# [DIRECTIONS]
Reproduce all the entries exactly.

# [INPUT FOR THIS TASK]
▽
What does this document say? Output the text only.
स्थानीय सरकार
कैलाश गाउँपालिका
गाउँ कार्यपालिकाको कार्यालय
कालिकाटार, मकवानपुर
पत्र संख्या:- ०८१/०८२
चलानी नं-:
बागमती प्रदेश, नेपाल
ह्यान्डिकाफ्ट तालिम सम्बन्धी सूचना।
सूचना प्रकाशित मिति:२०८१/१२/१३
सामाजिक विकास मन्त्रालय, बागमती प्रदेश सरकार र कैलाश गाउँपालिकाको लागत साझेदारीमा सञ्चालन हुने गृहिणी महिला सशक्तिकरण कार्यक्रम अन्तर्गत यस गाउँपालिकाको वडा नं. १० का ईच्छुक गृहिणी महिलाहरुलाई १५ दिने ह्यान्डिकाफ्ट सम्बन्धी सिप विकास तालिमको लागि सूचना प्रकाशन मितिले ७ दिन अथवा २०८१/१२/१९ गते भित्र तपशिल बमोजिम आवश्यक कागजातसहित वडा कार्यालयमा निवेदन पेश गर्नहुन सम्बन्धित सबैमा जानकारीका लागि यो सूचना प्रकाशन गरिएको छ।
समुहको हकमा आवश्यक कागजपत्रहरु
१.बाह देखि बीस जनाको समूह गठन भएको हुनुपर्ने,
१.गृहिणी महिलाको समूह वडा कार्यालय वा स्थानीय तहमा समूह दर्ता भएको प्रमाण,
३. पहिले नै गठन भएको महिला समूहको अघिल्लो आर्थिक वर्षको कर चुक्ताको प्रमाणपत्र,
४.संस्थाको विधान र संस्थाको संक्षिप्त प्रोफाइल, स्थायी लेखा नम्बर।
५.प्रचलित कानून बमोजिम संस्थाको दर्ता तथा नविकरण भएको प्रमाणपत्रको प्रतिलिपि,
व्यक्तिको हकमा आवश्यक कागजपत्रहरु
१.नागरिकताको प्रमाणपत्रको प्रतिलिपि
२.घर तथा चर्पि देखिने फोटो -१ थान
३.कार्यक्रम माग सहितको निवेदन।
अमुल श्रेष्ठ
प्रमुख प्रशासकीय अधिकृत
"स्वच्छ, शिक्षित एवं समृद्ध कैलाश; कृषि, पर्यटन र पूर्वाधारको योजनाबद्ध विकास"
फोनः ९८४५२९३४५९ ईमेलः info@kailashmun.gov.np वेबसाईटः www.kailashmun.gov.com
△
# [SOLVED EXERCISE]
What does this document say? Output the text only.
स्थानीय सरकार
कैलाश गाउँपालिका
गाउँ कार्यपालिकाको कार्यालय
कालिकाटार, मकवानपुर
पत्र संख्या:- ०८१/०८२
चलानी नं-:
बागमती प्रदेश, नेपाल
ह्यान्डिकाफ्ट तालिम सम्बन्धी सूचना।
सूचना प्रकाशित मिति:२०८१/१२/१३
सामाजिक विकास मन्त्रालय, बागमती प्रदेश सरकार र कैलाश गाउँपालिकाको लागत साझेदारीमा सञ्चालन हुने गृहिणी महिला सशक्तिकरण कार्यक्रम अन्तर्गत यस गाउँपालिकाको वडा नं. १० का ईच्छुक गृहिणी महिलाहरुलाई १५ दिने ह्यान्डिकाफ्ट सम्बन्धी सिप विकास तालिमको लागि सूचना प्रकाशन मितिले ७ दिन अथवा २०८१/१२/१९ गते भित्र तपशिल बमोजिम आवश्यक कागजातसहित वडा कार्यालयमा निवेदन पेश गर्नहुन सम्बन्धित सबैमा जानकारीका लागि यो सूचना प्रकाशन गरिएको छ।
समुहको हकमा आवश्यक कागजपत्रहरु
१.बाह देखि बीस जनाको समूह गठन भएको हुनुपर्ने,
१.गृहिणी महिलाको समूह वडा कार्यालय वा स्थानीय तहमा समूह दर्ता भएको प्रमाण,
३. पहिले नै गठन भएको महिला समूहको अघिल्लो आर्थिक वर्षको कर चुक्ताको प्रमाणपत्र,
४.संस्थाको विधान र संस्थाको संक्षिप्त प्रोफाइल, स्थायी लेखा नम्बर।
५.प्रचलित कानून बमोजिम संस्थाको दर्ता तथा नविकरण भएको प्रमाणपत्रको प्रतिलिपि,
व्यक्तिको हकमा आवश्यक कागजपत्रहरु
१.नागरिकताको प्रमाणपत्रको प्रतिलिपि
२.घर तथा चर्पि देखिने फोटो -१ थान
३.कार्यक्रम माग सहितको निवेदन।
अमुल श्रेष्ठ
प्रमुख प्रशासकीय अधिकृत
"स्वच्छ, शिक्षित एवं समृद्ध कैलाश; कृषि, पर्यटन र पूर्वाधारको योजनाबद्ध विकास"
फोनः ९८४५२९३४५९ ईमेलः info@kailashmun.gov.np वेबसाईटः www.kailashmun.gov.com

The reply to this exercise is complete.